■ Aim ■
Read the data and repeat it in full, exactly.

■ Dataset excerpts ■
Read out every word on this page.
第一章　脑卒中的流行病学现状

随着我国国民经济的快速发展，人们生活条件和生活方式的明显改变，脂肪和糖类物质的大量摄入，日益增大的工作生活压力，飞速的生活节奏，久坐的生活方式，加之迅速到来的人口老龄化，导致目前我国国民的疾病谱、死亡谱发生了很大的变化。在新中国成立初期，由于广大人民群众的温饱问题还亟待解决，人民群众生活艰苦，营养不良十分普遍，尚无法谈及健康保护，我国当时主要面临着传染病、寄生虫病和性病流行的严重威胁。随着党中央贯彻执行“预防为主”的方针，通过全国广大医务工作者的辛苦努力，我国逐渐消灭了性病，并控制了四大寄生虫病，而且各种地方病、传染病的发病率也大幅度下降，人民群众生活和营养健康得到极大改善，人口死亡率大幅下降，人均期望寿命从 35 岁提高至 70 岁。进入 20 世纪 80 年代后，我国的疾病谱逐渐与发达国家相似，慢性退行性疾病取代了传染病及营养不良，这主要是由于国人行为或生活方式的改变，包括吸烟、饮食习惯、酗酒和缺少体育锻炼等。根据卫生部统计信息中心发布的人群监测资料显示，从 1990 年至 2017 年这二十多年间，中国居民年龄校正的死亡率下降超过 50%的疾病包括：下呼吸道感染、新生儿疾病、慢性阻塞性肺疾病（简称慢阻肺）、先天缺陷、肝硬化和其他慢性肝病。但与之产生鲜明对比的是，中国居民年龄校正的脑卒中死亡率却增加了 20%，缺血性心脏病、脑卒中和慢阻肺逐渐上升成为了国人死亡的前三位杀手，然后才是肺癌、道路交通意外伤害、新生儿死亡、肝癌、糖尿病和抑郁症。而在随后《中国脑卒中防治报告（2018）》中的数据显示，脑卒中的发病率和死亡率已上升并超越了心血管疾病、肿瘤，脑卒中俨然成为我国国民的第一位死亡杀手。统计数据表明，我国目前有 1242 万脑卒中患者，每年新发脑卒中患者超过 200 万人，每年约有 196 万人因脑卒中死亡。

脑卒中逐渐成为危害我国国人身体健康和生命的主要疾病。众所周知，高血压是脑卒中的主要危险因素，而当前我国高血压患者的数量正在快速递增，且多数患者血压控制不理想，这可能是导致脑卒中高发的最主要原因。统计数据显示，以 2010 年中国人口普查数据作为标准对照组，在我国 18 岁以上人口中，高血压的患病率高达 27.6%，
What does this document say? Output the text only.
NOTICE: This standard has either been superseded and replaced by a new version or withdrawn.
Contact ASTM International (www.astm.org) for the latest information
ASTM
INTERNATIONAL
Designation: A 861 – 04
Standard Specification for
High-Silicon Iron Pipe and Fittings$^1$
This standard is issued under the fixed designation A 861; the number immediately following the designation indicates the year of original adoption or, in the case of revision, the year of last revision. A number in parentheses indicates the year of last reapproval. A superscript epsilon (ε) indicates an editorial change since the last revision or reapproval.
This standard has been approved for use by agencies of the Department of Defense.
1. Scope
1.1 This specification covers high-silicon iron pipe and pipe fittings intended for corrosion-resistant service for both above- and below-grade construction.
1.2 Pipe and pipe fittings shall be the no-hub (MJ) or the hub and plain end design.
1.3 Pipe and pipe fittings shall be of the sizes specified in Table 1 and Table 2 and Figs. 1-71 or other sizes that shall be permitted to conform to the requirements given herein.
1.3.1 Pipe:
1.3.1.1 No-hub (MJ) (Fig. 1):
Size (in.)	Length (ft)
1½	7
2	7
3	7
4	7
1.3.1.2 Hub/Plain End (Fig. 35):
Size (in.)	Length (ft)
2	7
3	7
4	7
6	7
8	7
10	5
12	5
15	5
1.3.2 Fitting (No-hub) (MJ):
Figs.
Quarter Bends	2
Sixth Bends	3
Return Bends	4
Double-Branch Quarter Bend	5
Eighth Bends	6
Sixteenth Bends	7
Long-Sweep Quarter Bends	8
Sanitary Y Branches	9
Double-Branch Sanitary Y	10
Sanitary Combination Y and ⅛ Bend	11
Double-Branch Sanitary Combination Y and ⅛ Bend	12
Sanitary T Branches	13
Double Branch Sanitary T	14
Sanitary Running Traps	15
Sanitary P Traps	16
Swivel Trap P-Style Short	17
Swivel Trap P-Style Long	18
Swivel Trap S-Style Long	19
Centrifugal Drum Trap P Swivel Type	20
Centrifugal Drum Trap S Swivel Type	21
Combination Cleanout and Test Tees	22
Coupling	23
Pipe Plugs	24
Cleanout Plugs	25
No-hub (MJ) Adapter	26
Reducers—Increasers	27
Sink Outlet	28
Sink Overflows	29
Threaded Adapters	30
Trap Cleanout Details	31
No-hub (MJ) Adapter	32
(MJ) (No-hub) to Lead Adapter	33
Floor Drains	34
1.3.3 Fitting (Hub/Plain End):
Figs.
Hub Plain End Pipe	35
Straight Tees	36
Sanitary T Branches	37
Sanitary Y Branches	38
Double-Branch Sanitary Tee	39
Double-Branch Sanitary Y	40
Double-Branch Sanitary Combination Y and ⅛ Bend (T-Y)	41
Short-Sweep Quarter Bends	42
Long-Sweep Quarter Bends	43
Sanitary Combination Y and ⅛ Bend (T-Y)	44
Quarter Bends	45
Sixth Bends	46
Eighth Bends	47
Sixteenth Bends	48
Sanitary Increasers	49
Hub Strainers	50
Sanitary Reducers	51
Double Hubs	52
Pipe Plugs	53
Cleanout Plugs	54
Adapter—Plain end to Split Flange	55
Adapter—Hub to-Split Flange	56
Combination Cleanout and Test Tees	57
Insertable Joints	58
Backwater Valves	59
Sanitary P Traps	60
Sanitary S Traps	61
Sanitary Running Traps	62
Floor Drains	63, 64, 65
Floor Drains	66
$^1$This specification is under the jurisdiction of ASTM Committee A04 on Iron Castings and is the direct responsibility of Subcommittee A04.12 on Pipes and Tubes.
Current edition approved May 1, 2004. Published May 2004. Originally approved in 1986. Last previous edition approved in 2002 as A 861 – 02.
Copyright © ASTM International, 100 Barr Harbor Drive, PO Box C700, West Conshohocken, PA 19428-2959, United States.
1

■ Exercise result ■
Read out every word on this page.
第一章　脑卒中的流行病学现状

随着我国国民经济的快速发展，人们生活条件和生活方式的明显改变，脂肪和糖类物质的大量摄入，日益增大的工作生活压力，飞速的生活节奏，久坐的生活方式，加之迅速到来的人口老龄化，导致目前我国国民的疾病谱、死亡谱发生了很大的变化。在新中国成立初期，由于广大人民群众的温饱问题还亟待解决，人民群众生活艰苦，营养不良十分普遍，尚无法谈及健康保护，我国当时主要面临着传染病、寄生虫病和性病流行的严重威胁。随着党中央贯彻执行“预防为主”的方针，通过全国广大医务工作者的辛苦努力，我国逐渐消灭了性病，并控制了四大寄生虫病，而且各种地方病、传染病的发病率也大幅度下降，人民群众生活和营养健康得到极大改善，人口死亡率大幅下降，人均期望寿命从 35 岁提高至 70 岁。进入 20 世纪 80 年代后，我国的疾病谱逐渐与发达国家相似，慢性退行性疾病取代了传染病及营养不良，这主要是由于国人行为或生活方式的改变，包括吸烟、饮食习惯、酗酒和缺少体育锻炼等。根据卫生部统计信息中心发布的人群监测资料显示，从 1990 年至 2017 年这二十多年间，中国居民年龄校正的死亡率下降超过 50%的疾病包括：下呼吸道感染、新生儿疾病、慢性阻塞性肺疾病（简称慢阻肺）、先天缺陷、肝硬化和其他慢性肝病。但与之产生鲜明对比的是，中国居民年龄校正的脑卒中死亡率却增加了 20%，缺血性心脏病、脑卒中和慢阻肺逐渐上升成为了国人死亡的前三位杀手，然后才是肺癌、道路交通意外伤害、新生儿死亡、肝癌、糖尿病和抑郁症。而在随后《中国脑卒中防治报告（2018）》中的数据显示，脑卒中的发病率和死亡率已上升并超越了心血管疾病、肿瘤，脑卒中俨然成为我国国民的第一位死亡杀手。统计数据表明，我国目前有 1242 万脑卒中患者，每年新发脑卒中患者超过 200 万人，每年约有 196 万人因脑卒中死亡。

脑卒中逐渐成为危害我国国人身体健康和生命的主要疾病。众所周知，高血压是脑卒中的主要危险因素，而当前我国高血压患者的数量正在快速递增，且多数患者血压控制不理想，这可能是导致脑卒中高发的最主要原因。统计数据显示，以 2010 年中国人口普查数据作为标准对照组，在我国 18 岁以上人口中，高血压的患病率高达 27.6%，
What does this document say? Output the text only.
NOTICE: This standard has either been superseded and replaced by a new version or withdrawn.
Contact ASTM International (www.astm.org) for the latest information
ASTM
INTERNATIONAL
Designation: A 861 – 04
Standard Specification for
High-Silicon Iron Pipe and Fittings$^1$
This standard is issued under the fixed designation A 861; the number immediately following the designation indicates the year of original adoption or, in the case of revision, the year of last revision. A number in parentheses indicates the year of last reapproval. A superscript epsilon (ε) indicates an editorial change since the last revision or reapproval.
This standard has been approved for use by agencies of the Department of Defense.
1. Scope
1.1 This specification covers high-silicon iron pipe and pipe fittings intended for corrosion-resistant service for both above- and below-grade construction.
1.2 Pipe and pipe fittings shall be the no-hub (MJ) or the hub and plain end design.
1.3 Pipe and pipe fittings shall be of the sizes specified in Table 1 and Table 2 and Figs. 1-71 or other sizes that shall be permitted to conform to the requirements given herein.
1.3.1 Pipe:
1.3.1.1 No-hub (MJ) (Fig. 1):
Size (in.)	Length (ft)
1½	7
2	7
3	7
4	7
1.3.1.2 Hub/Plain End (Fig. 35):
Size (in.)	Length (ft)
2	7
3	7
4	7
6	7
8	7
10	5
12	5
15	5
1.3.2 Fitting (No-hub) (MJ):
Figs.
Quarter Bends	2
Sixth Bends	3
Return Bends	4
Double-Branch Quarter Bend	5
Eighth Bends	6
Sixteenth Bends	7
Long-Sweep Quarter Bends	8
Sanitary Y Branches	9
Double-Branch Sanitary Y	10
Sanitary Combination Y and ⅛ Bend	11
Double-Branch Sanitary Combination Y and ⅛ Bend	12
Sanitary T Branches	13
Double Branch Sanitary T	14
Sanitary Running Traps	15
Sanitary P Traps	16
Swivel Trap P-Style Short	17
Swivel Trap P-Style Long	18
Swivel Trap S-Style Long	19
Centrifugal Drum Trap P Swivel Type	20
Centrifugal Drum Trap S Swivel Type	21
Combination Cleanout and Test Tees	22
Coupling	23
Pipe Plugs	24
Cleanout Plugs	25
No-hub (MJ) Adapter	26
Reducers—Increasers	27
Sink Outlet	28
Sink Overflows	29
Threaded Adapters	30
Trap Cleanout Details	31
No-hub (MJ) Adapter	32
(MJ) (No-hub) to Lead Adapter	33
Floor Drains	34
1.3.3 Fitting (Hub/Plain End):
Figs.
Hub Plain End Pipe	35
Straight Tees	36
Sanitary T Branches	37
Sanitary Y Branches	38
Double-Branch Sanitary Tee	39
Double-Branch Sanitary Y	40
Double-Branch Sanitary Combination Y and ⅛ Bend (T-Y)	41
Short-Sweep Quarter Bends	42
Long-Sweep Quarter Bends	43
Sanitary Combination Y and ⅛ Bend (T-Y)	44
Quarter Bends	45
Sixth Bends	46
Eighth Bends	47
Sixteenth Bends	48
Sanitary Increasers	49
Hub Strainers	50
Sanitary Reducers	51
Double Hubs	52
Pipe Plugs	53
Cleanout Plugs	54
Adapter—Plain end to Split Flange	55
Adapter—Hub to-Split Flange	56
Combination Cleanout and Test Tees	57
Insertable Joints	58
Backwater Valves	59
Sanitary P Traps	60
Sanitary S Traps	61
Sanitary Running Traps	62
Floor Drains	63, 64, 65
Floor Drains	66
$^1$This specification is under the jurisdiction of ASTM Committee A04 on Iron Castings and is the direct responsibility of Subcommittee A04.12 on Pipes and Tubes.
Current edition approved May 1, 2004. Published May 2004. Originally approved in 1986. Last previous edition approved in 2002 as A 861 – 02.
Copyright © ASTM International, 100 Barr Harbor Drive, PO Box C700, West Conshohocken, PA 19428-2959, United States.
1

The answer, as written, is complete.